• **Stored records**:
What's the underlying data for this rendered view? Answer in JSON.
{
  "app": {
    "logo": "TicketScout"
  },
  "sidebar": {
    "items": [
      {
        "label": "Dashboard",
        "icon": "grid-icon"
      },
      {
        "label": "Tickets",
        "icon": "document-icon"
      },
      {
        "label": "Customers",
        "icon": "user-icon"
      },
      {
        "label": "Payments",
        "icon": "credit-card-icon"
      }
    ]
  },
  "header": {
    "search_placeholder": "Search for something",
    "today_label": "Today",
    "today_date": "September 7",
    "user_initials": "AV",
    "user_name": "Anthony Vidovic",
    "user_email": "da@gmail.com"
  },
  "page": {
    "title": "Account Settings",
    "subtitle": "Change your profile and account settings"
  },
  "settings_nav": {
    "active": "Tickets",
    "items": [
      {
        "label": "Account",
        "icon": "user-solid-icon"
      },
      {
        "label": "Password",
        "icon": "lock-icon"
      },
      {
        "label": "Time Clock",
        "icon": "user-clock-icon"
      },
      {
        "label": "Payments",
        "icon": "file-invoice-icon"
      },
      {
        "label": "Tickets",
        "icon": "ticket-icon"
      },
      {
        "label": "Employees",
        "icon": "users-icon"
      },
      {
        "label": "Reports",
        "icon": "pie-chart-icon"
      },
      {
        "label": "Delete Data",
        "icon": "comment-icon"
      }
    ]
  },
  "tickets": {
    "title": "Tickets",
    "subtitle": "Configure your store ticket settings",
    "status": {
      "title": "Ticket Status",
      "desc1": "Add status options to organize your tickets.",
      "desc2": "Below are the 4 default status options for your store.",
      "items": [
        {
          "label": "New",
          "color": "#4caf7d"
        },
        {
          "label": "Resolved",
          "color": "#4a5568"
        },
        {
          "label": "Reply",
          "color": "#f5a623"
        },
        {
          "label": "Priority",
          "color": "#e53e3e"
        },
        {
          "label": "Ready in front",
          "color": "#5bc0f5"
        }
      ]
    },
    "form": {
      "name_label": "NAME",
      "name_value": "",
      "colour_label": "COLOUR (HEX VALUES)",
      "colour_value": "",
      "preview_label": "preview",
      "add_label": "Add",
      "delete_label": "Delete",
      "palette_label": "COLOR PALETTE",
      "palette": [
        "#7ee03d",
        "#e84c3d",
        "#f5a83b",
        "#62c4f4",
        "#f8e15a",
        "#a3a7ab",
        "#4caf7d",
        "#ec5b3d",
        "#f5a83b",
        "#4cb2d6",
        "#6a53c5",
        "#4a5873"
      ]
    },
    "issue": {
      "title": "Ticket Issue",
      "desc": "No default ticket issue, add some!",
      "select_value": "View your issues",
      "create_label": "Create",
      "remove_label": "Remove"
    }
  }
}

• **WHAT IS NEEDED**: Each line of the material must be restated exactly.

• **TASK SOLUTION**:
What's the underlying data for this rendered view? Answer in JSON.
{
  "app": {
    "logo": "TicketScout"
  },
  "sidebar": {
    "items": [
      {
        "label": "Dashboard",
        "icon": "grid-icon"
      },
      {
        "label": "Tickets",
        "icon": "document-icon"
      },
      {
        "label": "Customers",
        "icon": "user-icon"
      },
      {
        "label": "Payments",
        "icon": "credit-card-icon"
      }
    ]
  },
  "header": {
    "search_placeholder": "Search for something",
    "today_label": "Today",
    "today_date": "September 7",
    "user_initials": "AV",
    "user_name": "Anthony Vidovic",
    "user_email": "da@gmail.com"
  },
  "page": {
    "title": "Account Settings",
    "subtitle": "Change your profile and account settings"
  },
  "settings_nav": {
    "active": "Tickets",
    "items": [
      {
        "label": "Account",
        "icon": "user-solid-icon"
      },
      {
        "label": "Password",
        "icon": "lock-icon"
      },
      {
        "label": "Time Clock",
        "icon": "user-clock-icon"
      },
      {
        "label": "Payments",
        "icon": "file-invoice-icon"
      },
      {
        "label": "Tickets",
        "icon": "ticket-icon"
      },
      {
        "label": "Employees",
        "icon": "users-icon"
      },
      {
        "label": "Reports",
        "icon": "pie-chart-icon"
      },
      {
        "label": "Delete Data",
        "icon": "comment-icon"
      }
    ]
  },
  "tickets": {
    "title": "Tickets",
    "subtitle": "Configure your store ticket settings",
    "status": {
      "title": "Ticket Status",
      "desc1": "Add status options to organize your tickets.",
      "desc2": "Below are the 4 default status options for your store.",
      "items": [
        {
          "label": "New",
          "color": "#4caf7d"
        },
        {
          "label": "Resolved",
          "color": "#4a5568"
        },
        {
          "label": "Reply",
          "color": "#f5a623"
        },
        {
          "label": "Priority",
          "color": "#e53e3e"
        },
        {
          "label": "Ready in front",
          "color": "#5bc0f5"
        }
      ]
    },
    "form": {
      "name_label": "NAME",
      "name_value": "",
      "colour_label": "COLOUR (HEX VALUES)",
      "colour_value": "",
      "preview_label": "preview",
      "add_label": "Add",
      "delete_label": "Delete",
      "palette_label": "COLOR PALETTE",
      "palette": [
        "#7ee03d",
        "#e84c3d",
        "#f5a83b",
        "#62c4f4",
        "#f8e15a",
        "#a3a7ab",
        "#4caf7d",
        "#ec5b3d",
        "#f5a83b",
        "#4cb2d6",
        "#6a53c5",
        "#4a5873"
      ]
    },
    "issue": {
      "title": "Ticket Issue",
      "desc": "No default ticket issue, add some!",
      "select_value": "View your issues",
      "create_label": "Create",
      "remove_label": "Remove"
    }
  }
}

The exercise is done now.